Задание - Продолжите приведенный ниже отрывок о видениях мисс Миллер и городе как символе матери, начав сразу после его последнего предложения.

Исходный отрывок -

* * * * * * * * *

Видение толпы развивается дальше: появляются лошади, происходит сражение.
Согласно с определением Зильберера я хотел бы приурочить значение этого видения к "функциональной категории", и это потому, что мысль, лежащая в основе нахлынувших и беспорядочно смешавшихся потоков толпы, не что иное, как символ вихревого натиска мыслей; то же самое можно сказать и о битве и, пожалуй, также о лошадях, образно передающих движение. Более глубокое значение появления лошадей выявится лишь в дальнейшем ходе нашего изложения материнских символов. Характер более определенный и, по содержанию, более значительный имеет следующее видение: Мисс Миллер видит "Cite de reve", город грез. Картина соответствует той, которую она, незадолго до этого, видела на обложке иллюстрированного журнала ("Magazine"). К сожалению мы никаких дальнейших подробностей об этом не узнаем. Однако мы имеем полное право заключить, что эта "Cite de reve" не что иное, как некоторое исполненное во сне желание, а именно нечто прекрасное и страстно желанное, нечто вроде небесного Иерусалима, являвшегося в фантазиях и грезах апокалиптика.
Город, есть символ матери; он — словно женщина своих детей — бережно охраняет в себе своих жителей.
Поэтому понятно, что богини-матери, Рея и Кибела, всегда изображались увенчанными короной в виде городской башни. Ветхий Завет обращается к городам, Иерусалиму, Вавилону и др., как к женщинам. Исаия (47, 1 и д.) восклицает: "Сойди и сядь на прах, девица, дочь Вавилона; сиди на земле; престола нет, дочь Халдеев, и вперед не будут называть тебя нежною и роскошною.

* * * * * * * * *

Исходный материал -
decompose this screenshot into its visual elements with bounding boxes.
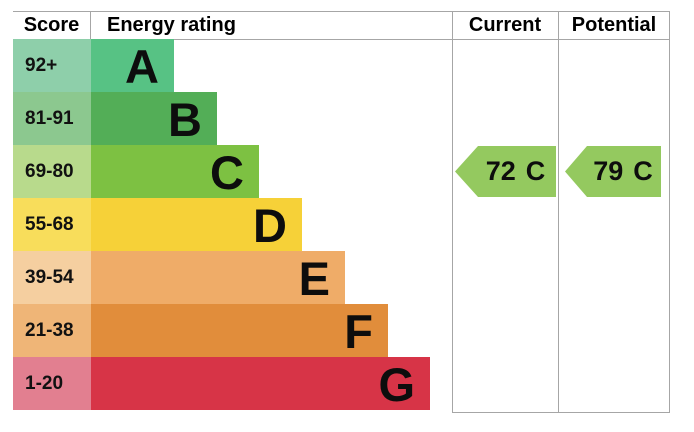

* * * * * * * * *

Итоговый ответ -
Возьми жернова и мели муку; сними покрывало твое, подбери подол, открой голени, переходи через реки. Откроется нагота твоя и даже виден будет стыд твой. Сиди молча и уйди в темноту, дочь Халдеев: ибо вперед не будут называть тебя госпожою царства".
Иеремия (50, 12) говорит о Вавилоне:
"В большом стыде будет мать ваша, покраснеет родившая вас".
Недоступные, несдающиеся, непобедимые города суть девственницы, колонии — сыновья и дочери одной матери. Город называется также блудницей: Исайя говорит о Тире (23, 1б):
"Возьми цитру, ходи по городу, забытая блудница.
Как случилось, что благочестивый город стал блудницей?"
Подобную же символику мы встречаем и в мифе об Огигии, доисторическом царе, владычествовавшем в египетских Фивах, жену которого соответственно с этим звали Фивою. Основанным Кадмом, беотийским Фивам был поэтому дан эпитет "огигийских". Этот же эпитет дан и великому потопу, он называется "огигийским", потому что случился во время царствования Огигия.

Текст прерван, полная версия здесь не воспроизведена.